Collected data:
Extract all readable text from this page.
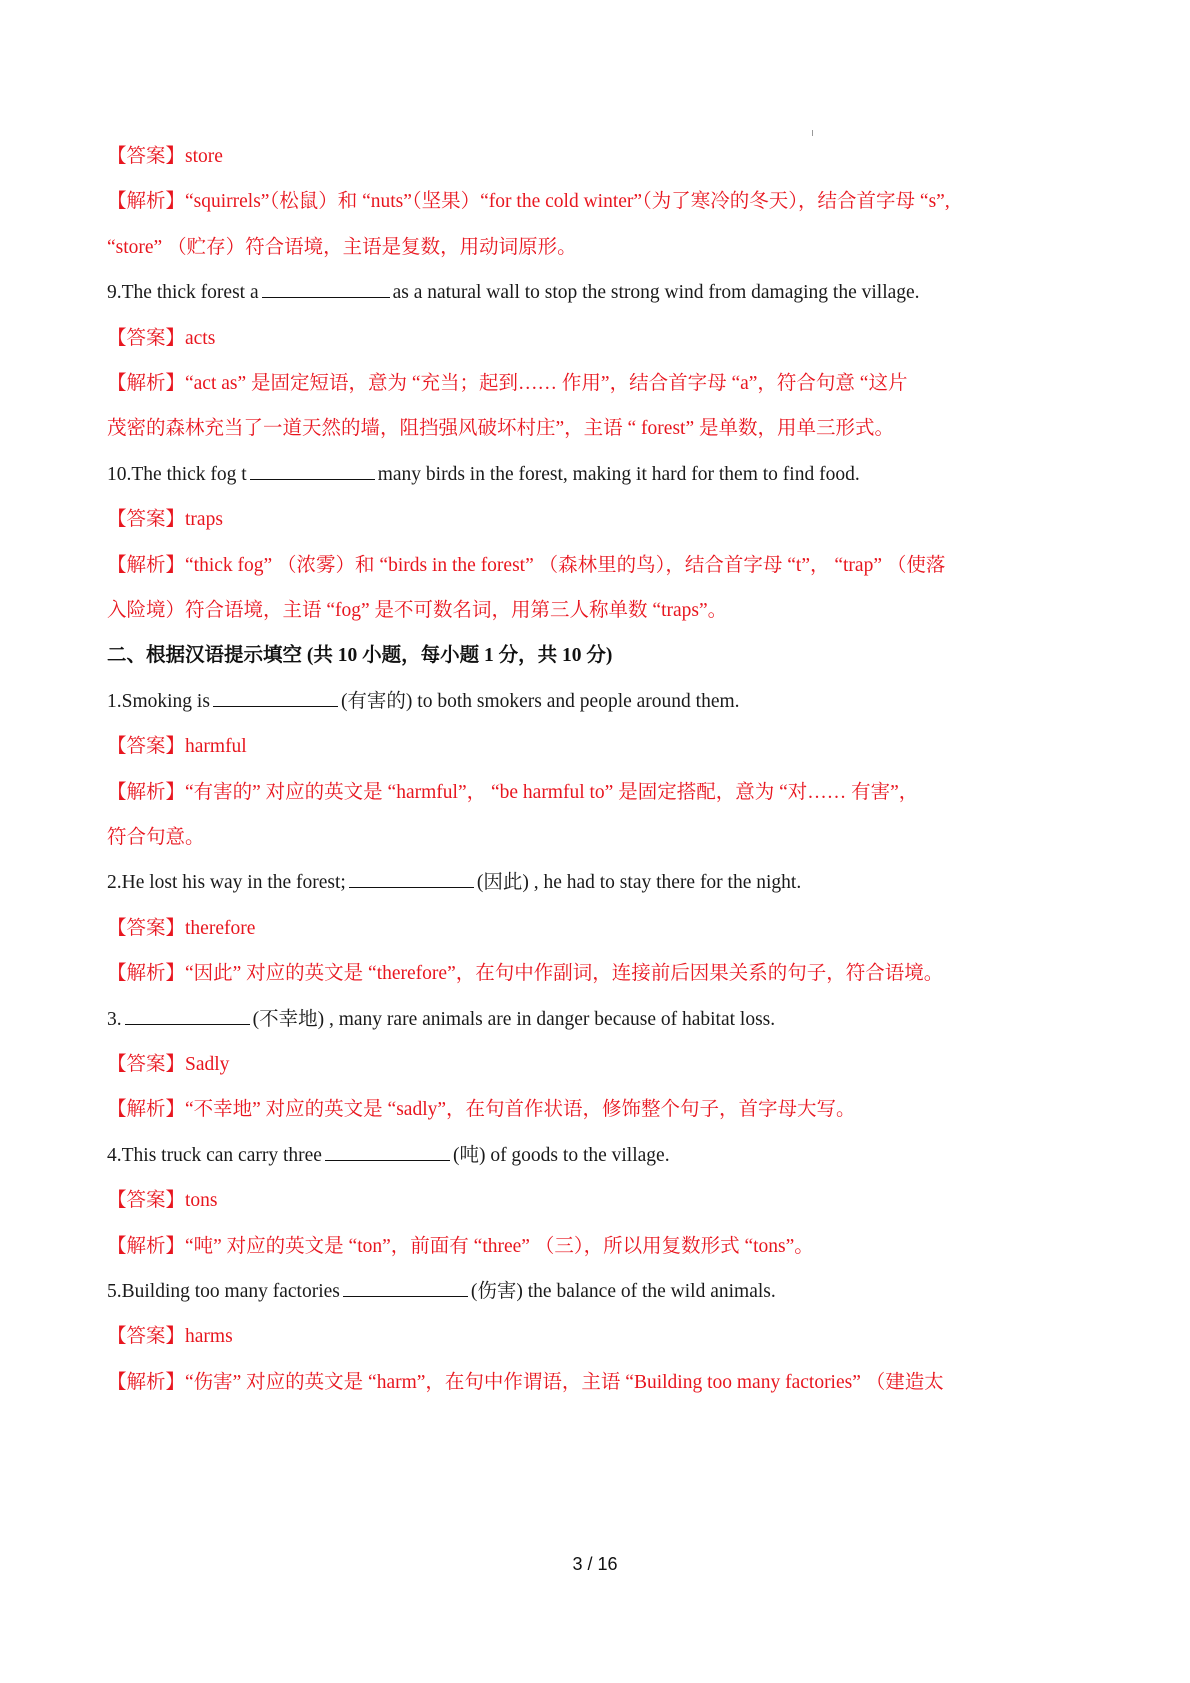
【答案】store

【解析】“squirrels”（松鼠）和 “nuts”（坚果）“for the cold winter”（为了寒冷的冬天），结合首字母 “s”,

“store” （贮存）符合语境，主语是复数，用动词原形。

9.The thick forest a	as a natural wall to stop the strong wind from damaging the village.

【答案】acts

【解析】“act as” 是固定短语，意为 “充当；起到…… 作用”，结合首字母 “a”，符合句意 “这片

茂密的森林充当了一道天然的墙，阻挡强风破坏村庄”，主语 “ forest” 是单数，用单三形式。

10.The thick fog t	many birds in the forest, making it hard for them to find food.

【答案】traps

【解析】“thick fog” （浓雾）和 “birds in the forest” （森林里的鸟），结合首字母 “t”， “trap” （使落

入险境）符合语境，主语 “fog” 是不可数名词，用第三人称单数 “traps”。

二、根据汉语提示填空 (共 10 小题，每小题 1 分，共 10 分)

1.Smoking is	(有害的) to both smokers and people around them.

【答案】harmful

【解析】“有害的” 对应的英文是 “harmful”， “be harmful to” 是固定搭配，意为 “对…… 有害”，

符合句意。

2.He lost his way in the forest;	(因此) , he had to stay there for the night.

【答案】therefore

【解析】“因此” 对应的英文是 “therefore”，在句中作副词，连接前后因果关系的句子，符合语境。

3.	(不幸地) , many rare animals are in danger because of habitat loss.

【答案】Sadly

【解析】“不幸地” 对应的英文是 “sadly”，在句首作状语，修饰整个句子，首字母大写。

4.This truck can carry three	(吨) of goods to the village.

【答案】tons

【解析】“吨” 对应的英文是 “ton”，前面有 “three” （三），所以用复数形式 “tons”。

5.Building too many factories	(伤害) the balance of the wild animals.

【答案】harms

【解析】“伤害” 对应的英文是 “harm”，在句中作谓语，主语 “Building too many factories” （建造太

3 / 16
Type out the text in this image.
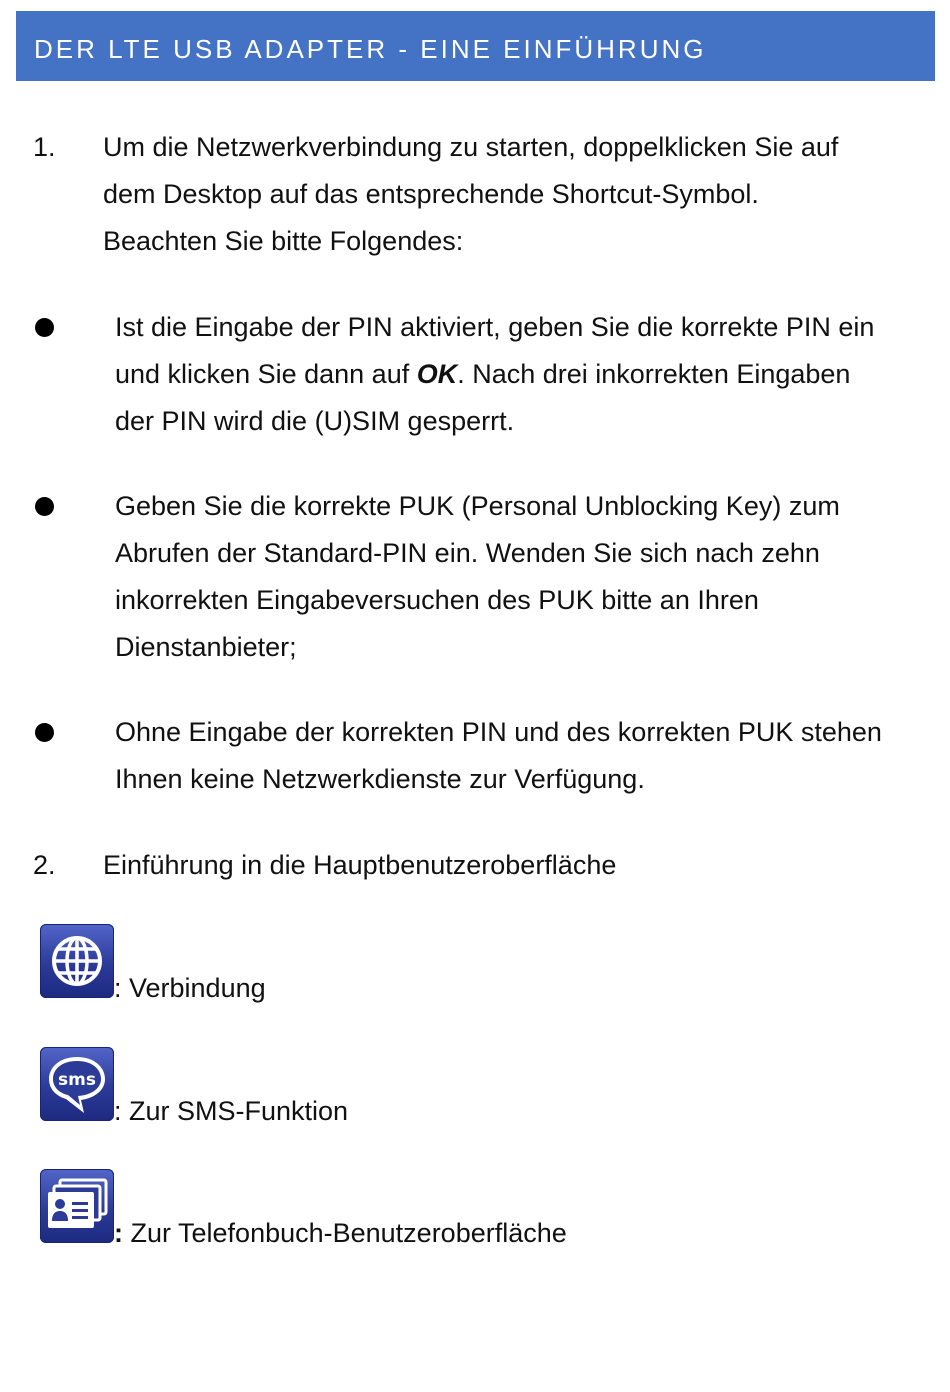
DER LTE USB ADAPTER - EINE EINFÜHRUNG
1. Um die Netzwerkverbindung zu starten, doppelklicken Sie auf
dem Desktop auf das entsprechende Shortcut-Symbol.
Beachten Sie bitte Folgendes:
Ist die Eingabe der PIN aktiviert, geben Sie die korrekte PIN ein
und klicken Sie dann auf OK. Nach drei inkorrekten Eingaben
der PIN wird die (U)SIM gesperrt.
Geben Sie die korrekte PUK (Personal Unblocking Key) zum
Abrufen der Standard-PIN ein. Wenden Sie sich nach zehn
inkorrekten Eingabeversuchen des PUK bitte an Ihren
Dienstanbieter;
Ohne Eingabe der korrekten PIN und des korrekten PUK stehen
Ihnen keine Netzwerkdienste zur Verfügung.
2. Einführung in die Hauptbenutzeroberfläche
: Verbindung
sms
: Zur SMS-Funktion
: Zur Telefonbuch-Benutzeroberfläche
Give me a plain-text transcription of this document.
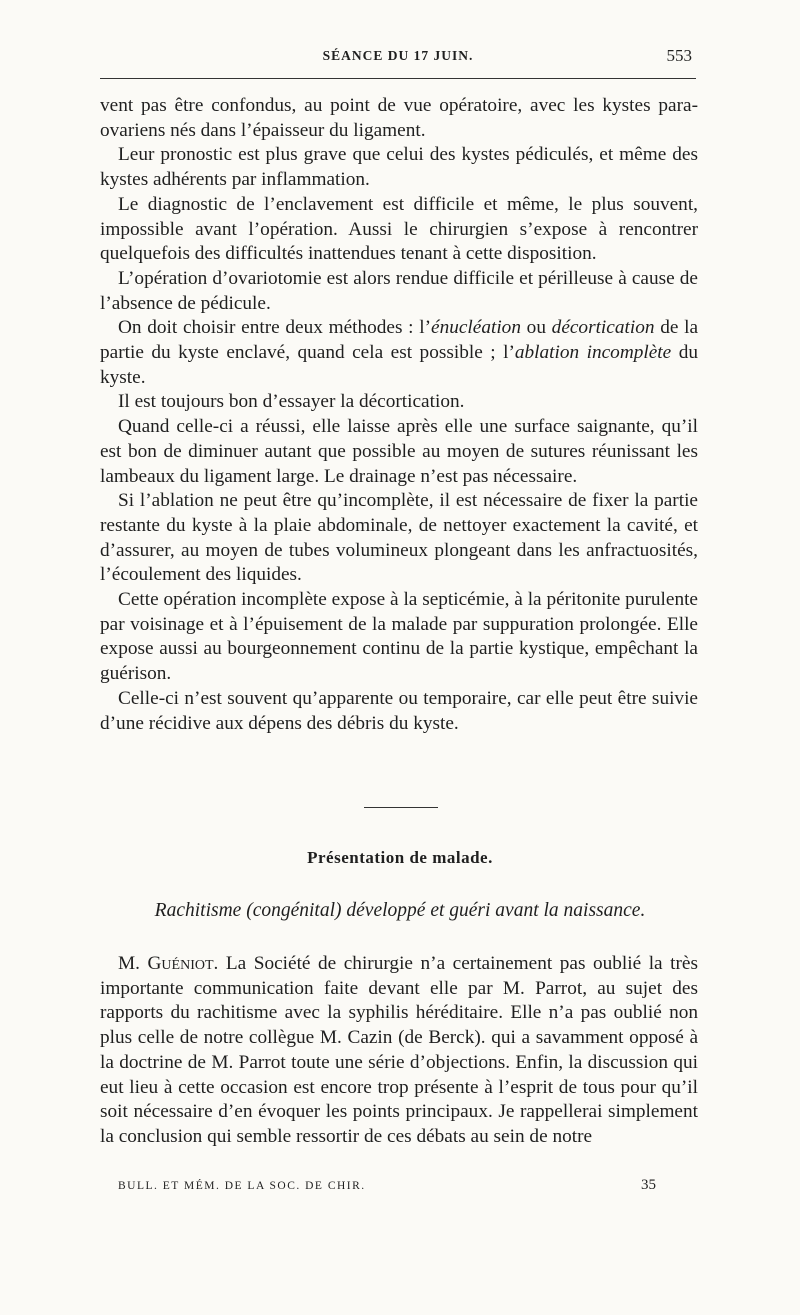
SÉANCE DU 17 JUIN.	553

vent pas être confondus, au point de vue opératoire, avec les kystes para-ovariens nés dans l’épaisseur du ligament.

Leur pronostic est plus grave que celui des kystes pédiculés, et même des kystes adhérents par inflammation.

Le diagnostic de l’enclavement est difficile et même, le plus souvent, impossible avant l’opération. Aussi le chirurgien s’expose à rencontrer quelquefois des difficultés inattendues tenant à cette disposition.

L’opération d’ovariotomie est alors rendue difficile et périlleuse à cause de l’absence de pédicule.

On doit choisir entre deux méthodes : l’énucléation ou décortication de la partie du kyste enclavé, quand cela est possible ; l’ablation incomplète du kyste.

Il est toujours bon d’essayer la décortication.

Quand celle-ci a réussi, elle laisse après elle une surface saignante, qu’il est bon de diminuer autant que possible au moyen de sutures réunissant les lambeaux du ligament large. Le drainage n’est pas nécessaire.

Si l’ablation ne peut être qu’incomplète, il est nécessaire de fixer la partie restante du kyste à la plaie abdominale, de nettoyer exactement la cavité, et d’assurer, au moyen de tubes volumineux plongeant dans les anfractuosités, l’écoulement des liquides.

Cette opération incomplète expose à la septicémie, à la péritonite purulente par voisinage et à l’épuisement de la malade par suppuration prolongée. Elle expose aussi au bourgeonnement continu de la partie kystique, empêchant la guérison.

Celle-ci n’est souvent qu’apparente ou temporaire, car elle peut être suivie d’une récidive aux dépens des débris du kyste.

Présentation de malade.
Rachitisme (congénital) développé et guéri avant la naissance.

M. Guéniot. La Société de chirurgie n’a certainement pas oublié la très importante communication faite devant elle par M. Parrot, au sujet des rapports du rachitisme avec la syphilis héréditaire. Elle n’a pas oublié non plus celle de notre collègue M. Cazin (de Berck). qui a savamment opposé à la doctrine de M. Parrot toute une série d’objections. Enfin, la discussion qui eut lieu à cette occasion est encore trop présente à l’esprit de tous pour qu’il soit nécessaire d’en évoquer les points principaux. Je rappellerai simplement la conclusion qui semble ressortir de ces débats au sein de notre

BULL. ET MÉM. DE LA SOC. DE CHIR.	35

• Direction: Your task is to reproduce all of the material exactly. The pictures stay out.

• Result for this exercise:
Extract all readable text from this page.
【答案】store

【解析】“squirrels”（松鼠）和 “nuts”（坚果）“for the cold winter”（为了寒冷的冬天），结合首字母 “s”,

“store” （贮存）符合语境，主语是复数，用动词原形。

9.The thick forest a	as a natural wall to stop the strong wind from damaging the village.

【答案】acts

【解析】“act as” 是固定短语，意为 “充当；起到…… 作用”，结合首字母 “a”，符合句意 “这片

茂密的森林充当了一道天然的墙，阻挡强风破坏村庄”，主语 “ forest” 是单数，用单三形式。

10.The thick fog t	many birds in the forest, making it hard for them to find food.

【答案】traps

【解析】“thick fog” （浓雾）和 “birds in the forest” （森林里的鸟），结合首字母 “t”， “trap” （使落

入险境）符合语境，主语 “fog” 是不可数名词，用第三人称单数 “traps”。

二、根据汉语提示填空 (共 10 小题，每小题 1 分，共 10 分)

1.Smoking is	(有害的) to both smokers and people around them.

【答案】harmful

【解析】“有害的” 对应的英文是 “harmful”， “be harmful to” 是固定搭配，意为 “对…… 有害”，

符合句意。

2.He lost his way in the forest;	(因此) , he had to stay there for the night.

【答案】therefore

【解析】“因此” 对应的英文是 “therefore”，在句中作副词，连接前后因果关系的句子，符合语境。

3.	(不幸地) , many rare animals are in danger because of habitat loss.

【答案】Sadly

【解析】“不幸地” 对应的英文是 “sadly”，在句首作状语，修饰整个句子，首字母大写。

4.This truck can carry three	(吨) of goods to the village.

【答案】tons

【解析】“吨” 对应的英文是 “ton”，前面有 “three” （三），所以用复数形式 “tons”。

5.Building too many factories	(伤害) the balance of the wild animals.

【答案】harms

【解析】“伤害” 对应的英文是 “harm”，在句中作谓语，主语 “Building too many factories” （建造太

3 / 16
Type out the text in this image.
DER LTE USB ADAPTER - EINE EINFÜHRUNG
1. Um die Netzwerkverbindung zu starten, doppelklicken Sie auf
dem Desktop auf das entsprechende Shortcut-Symbol.
Beachten Sie bitte Folgendes:
Ist die Eingabe der PIN aktiviert, geben Sie die korrekte PIN ein
und klicken Sie dann auf OK. Nach drei inkorrekten Eingaben
der PIN wird die (U)SIM gesperrt.
Geben Sie die korrekte PUK (Personal Unblocking Key) zum
Abrufen der Standard-PIN ein. Wenden Sie sich nach zehn
inkorrekten Eingabeversuchen des PUK bitte an Ihren
Dienstanbieter;
Ohne Eingabe der korrekten PIN und des korrekten PUK stehen
Ihnen keine Netzwerkdienste zur Verfügung.
2. Einführung in die Hauptbenutzeroberfläche
: Verbindung
sms
: Zur SMS-Funktion
: Zur Telefonbuch-Benutzeroberfläche
Give me a plain-text transcription of this document.
SÉANCE DU 17 JUIN.	553

vent pas être confondus, au point de vue opératoire, avec les kystes para-ovariens nés dans l’épaisseur du ligament.

Leur pronostic est plus grave que celui des kystes pédiculés, et même des kystes adhérents par inflammation.

Le diagnostic de l’enclavement est difficile et même, le plus souvent, impossible avant l’opération. Aussi le chirurgien s’expose à rencontrer quelquefois des difficultés inattendues tenant à cette disposition.

L’opération d’ovariotomie est alors rendue difficile et périlleuse à cause de l’absence de pédicule.

On doit choisir entre deux méthodes : l’énucléation ou décortication de la partie du kyste enclavé, quand cela est possible ; l’ablation incomplète du kyste.

Il est toujours bon d’essayer la décortication.

Quand celle-ci a réussi, elle laisse après elle une surface saignante, qu’il est bon de diminuer autant que possible au moyen de sutures réunissant les lambeaux du ligament large. Le drainage n’est pas nécessaire.

Si l’ablation ne peut être qu’incomplète, il est nécessaire de fixer la partie restante du kyste à la plaie abdominale, de nettoyer exactement la cavité, et d’assurer, au moyen de tubes volumineux plongeant dans les anfractuosités, l’écoulement des liquides.

Cette opération incomplète expose à la septicémie, à la péritonite purulente par voisinage et à l’épuisement de la malade par suppuration prolongée. Elle expose aussi au bourgeonnement continu de la partie kystique, empêchant la guérison.

Celle-ci n’est souvent qu’apparente ou temporaire, car elle peut être suivie d’une récidive aux dépens des débris du kyste.

Présentation de malade.
Rachitisme (congénital) développé et guéri avant la naissance.

M. Guéniot. La Société de chirurgie n’a certainement pas oublié la très importante communication faite devant elle par M. Parrot, au sujet des rapports du rachitisme avec la syphilis héréditaire. Elle n’a pas oublié non plus celle de notre collègue M. Cazin (de Berck). qui a savamment opposé à la doctrine de M. Parrot toute une série d’objections. Enfin, la discussion qui eut lieu à cette occasion est encore trop présente à l’esprit de tous pour qu’il soit nécessaire d’en évoquer les points principaux. Je rappellerai simplement la conclusion qui semble ressortir de ces débats au sein de notre

BULL. ET MÉM. DE LA SOC. DE CHIR.	35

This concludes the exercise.